▸ **GIVEN TASK**
Repeat the data below exactly, dropping any pictures it holds.

▸ **ENTRIES**

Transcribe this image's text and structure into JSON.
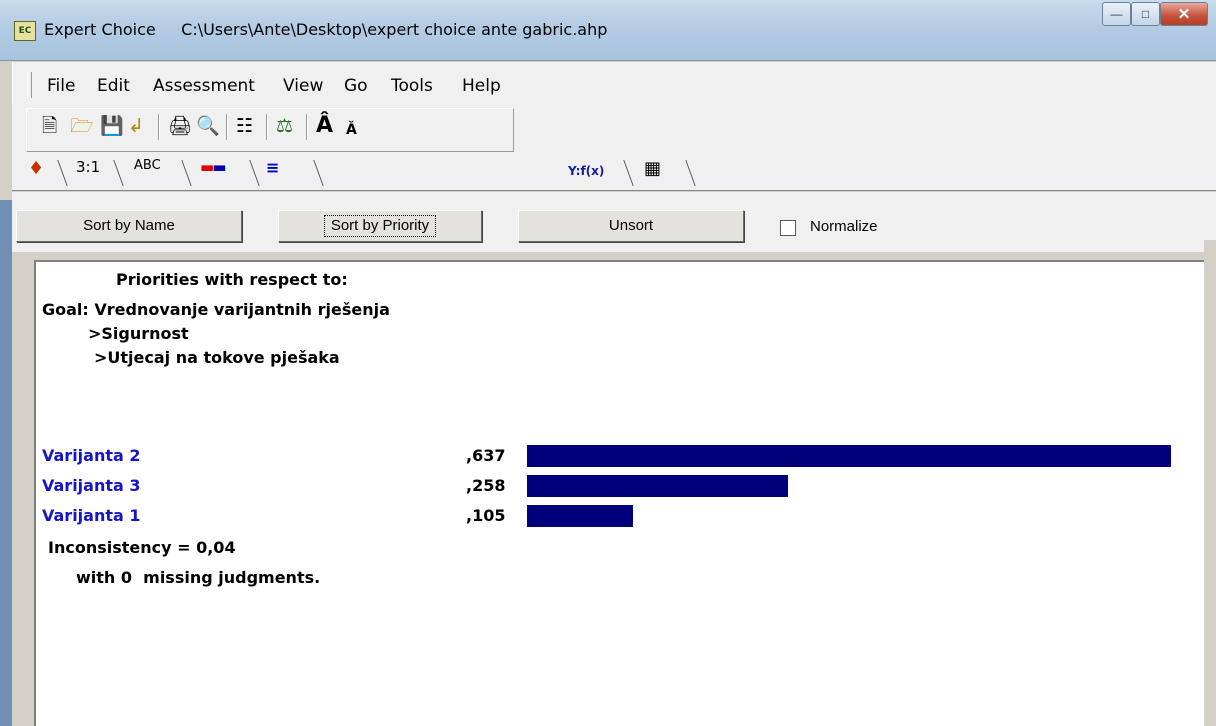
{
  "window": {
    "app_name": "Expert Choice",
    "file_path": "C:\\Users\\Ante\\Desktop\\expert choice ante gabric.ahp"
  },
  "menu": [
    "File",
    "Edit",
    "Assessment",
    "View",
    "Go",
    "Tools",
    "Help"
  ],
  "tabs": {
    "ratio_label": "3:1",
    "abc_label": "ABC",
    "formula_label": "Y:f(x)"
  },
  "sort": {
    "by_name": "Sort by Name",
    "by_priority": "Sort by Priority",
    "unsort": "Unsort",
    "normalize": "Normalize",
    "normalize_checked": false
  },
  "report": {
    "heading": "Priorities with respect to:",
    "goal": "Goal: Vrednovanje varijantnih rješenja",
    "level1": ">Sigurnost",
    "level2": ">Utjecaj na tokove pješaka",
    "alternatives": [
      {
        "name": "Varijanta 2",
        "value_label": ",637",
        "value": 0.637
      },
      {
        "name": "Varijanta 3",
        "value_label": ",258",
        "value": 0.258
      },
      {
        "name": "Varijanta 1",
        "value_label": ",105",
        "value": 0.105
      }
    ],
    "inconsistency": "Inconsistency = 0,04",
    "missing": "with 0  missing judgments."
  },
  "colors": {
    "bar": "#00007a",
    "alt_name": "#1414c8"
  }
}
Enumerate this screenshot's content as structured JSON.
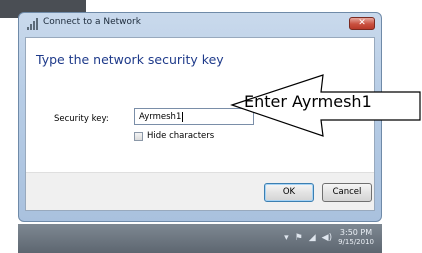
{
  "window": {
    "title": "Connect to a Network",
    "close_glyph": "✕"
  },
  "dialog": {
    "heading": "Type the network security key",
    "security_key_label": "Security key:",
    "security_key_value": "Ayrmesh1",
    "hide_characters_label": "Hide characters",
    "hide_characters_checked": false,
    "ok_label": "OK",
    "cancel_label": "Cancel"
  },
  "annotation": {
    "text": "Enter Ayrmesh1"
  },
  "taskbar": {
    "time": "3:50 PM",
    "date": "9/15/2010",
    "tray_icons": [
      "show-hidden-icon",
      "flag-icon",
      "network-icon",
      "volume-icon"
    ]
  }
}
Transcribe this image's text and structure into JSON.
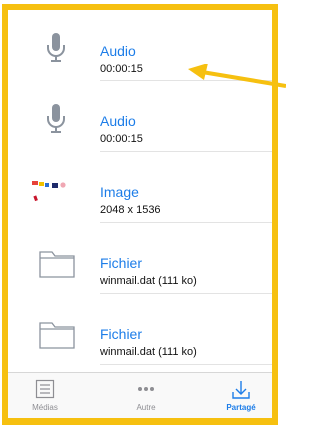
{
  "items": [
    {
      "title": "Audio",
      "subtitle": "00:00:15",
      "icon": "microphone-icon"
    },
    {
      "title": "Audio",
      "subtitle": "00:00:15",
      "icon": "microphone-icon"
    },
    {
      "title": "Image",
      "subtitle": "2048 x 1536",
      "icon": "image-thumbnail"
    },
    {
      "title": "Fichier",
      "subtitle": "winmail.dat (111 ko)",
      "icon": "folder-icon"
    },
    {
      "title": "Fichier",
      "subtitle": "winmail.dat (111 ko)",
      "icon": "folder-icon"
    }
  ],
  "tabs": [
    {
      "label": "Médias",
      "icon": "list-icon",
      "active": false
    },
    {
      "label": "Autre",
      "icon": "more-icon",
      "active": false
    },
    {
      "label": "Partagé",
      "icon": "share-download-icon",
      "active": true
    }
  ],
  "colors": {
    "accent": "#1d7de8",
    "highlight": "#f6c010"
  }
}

▸ **ANSWER TO THE PROBLEM**
Transcribe this image's text and structure into JSON.
{
  "window": {
    "app_name": "Expert Choice",
    "file_path": "C:\\Users\\Ante\\Desktop\\expert choice ante gabric.ahp"
  },
  "menu": [
    "File",
    "Edit",
    "Assessment",
    "View",
    "Go",
    "Tools",
    "Help"
  ],
  "tabs": {
    "ratio_label": "3:1",
    "abc_label": "ABC",
    "formula_label": "Y:f(x)"
  },
  "sort": {
    "by_name": "Sort by Name",
    "by_priority": "Sort by Priority",
    "unsort": "Unsort",
    "normalize": "Normalize",
    "normalize_checked": false
  },
  "report": {
    "heading": "Priorities with respect to:",
    "goal": "Goal: Vrednovanje varijantnih rješenja",
    "level1": ">Sigurnost",
    "level2": ">Utjecaj na tokove pješaka",
    "alternatives": [
      {
        "name": "Varijanta 2",
        "value_label": ",637",
        "value": 0.637
      },
      {
        "name": "Varijanta 3",
        "value_label": ",258",
        "value": 0.258
      },
      {
        "name": "Varijanta 1",
        "value_label": ",105",
        "value": 0.105
      }
    ],
    "inconsistency": "Inconsistency = 0,04",
    "missing": "with 0  missing judgments."
  },
  "colors": {
    "bar": "#00007a",
    "alt_name": "#1414c8"
  }
}
Enumerate this screenshot's content as structured JSON.
{
  "window": {
    "title": "Connect to a Network",
    "close_glyph": "✕"
  },
  "dialog": {
    "heading": "Type the network security key",
    "security_key_label": "Security key:",
    "security_key_value": "Ayrmesh1",
    "hide_characters_label": "Hide characters",
    "hide_characters_checked": false,
    "ok_label": "OK",
    "cancel_label": "Cancel"
  },
  "annotation": {
    "text": "Enter Ayrmesh1"
  },
  "taskbar": {
    "time": "3:50 PM",
    "date": "9/15/2010",
    "tray_icons": [
      "show-hidden-icon",
      "flag-icon",
      "network-icon",
      "volume-icon"
    ]
  }
}
Transcribe this image's text and structure into JSON.
{
  "items": [
    {
      "title": "Audio",
      "subtitle": "00:00:15",
      "icon": "microphone-icon"
    },
    {
      "title": "Audio",
      "subtitle": "00:00:15",
      "icon": "microphone-icon"
    },
    {
      "title": "Image",
      "subtitle": "2048 x 1536",
      "icon": "image-thumbnail"
    },
    {
      "title": "Fichier",
      "subtitle": "winmail.dat (111 ko)",
      "icon": "folder-icon"
    },
    {
      "title": "Fichier",
      "subtitle": "winmail.dat (111 ko)",
      "icon": "folder-icon"
    }
  ],
  "tabs": [
    {
      "label": "Médias",
      "icon": "list-icon",
      "active": false
    },
    {
      "label": "Autre",
      "icon": "more-icon",
      "active": false
    },
    {
      "label": "Partagé",
      "icon": "share-download-icon",
      "active": true
    }
  ],
  "colors": {
    "accent": "#1d7de8",
    "highlight": "#f6c010"
  }
}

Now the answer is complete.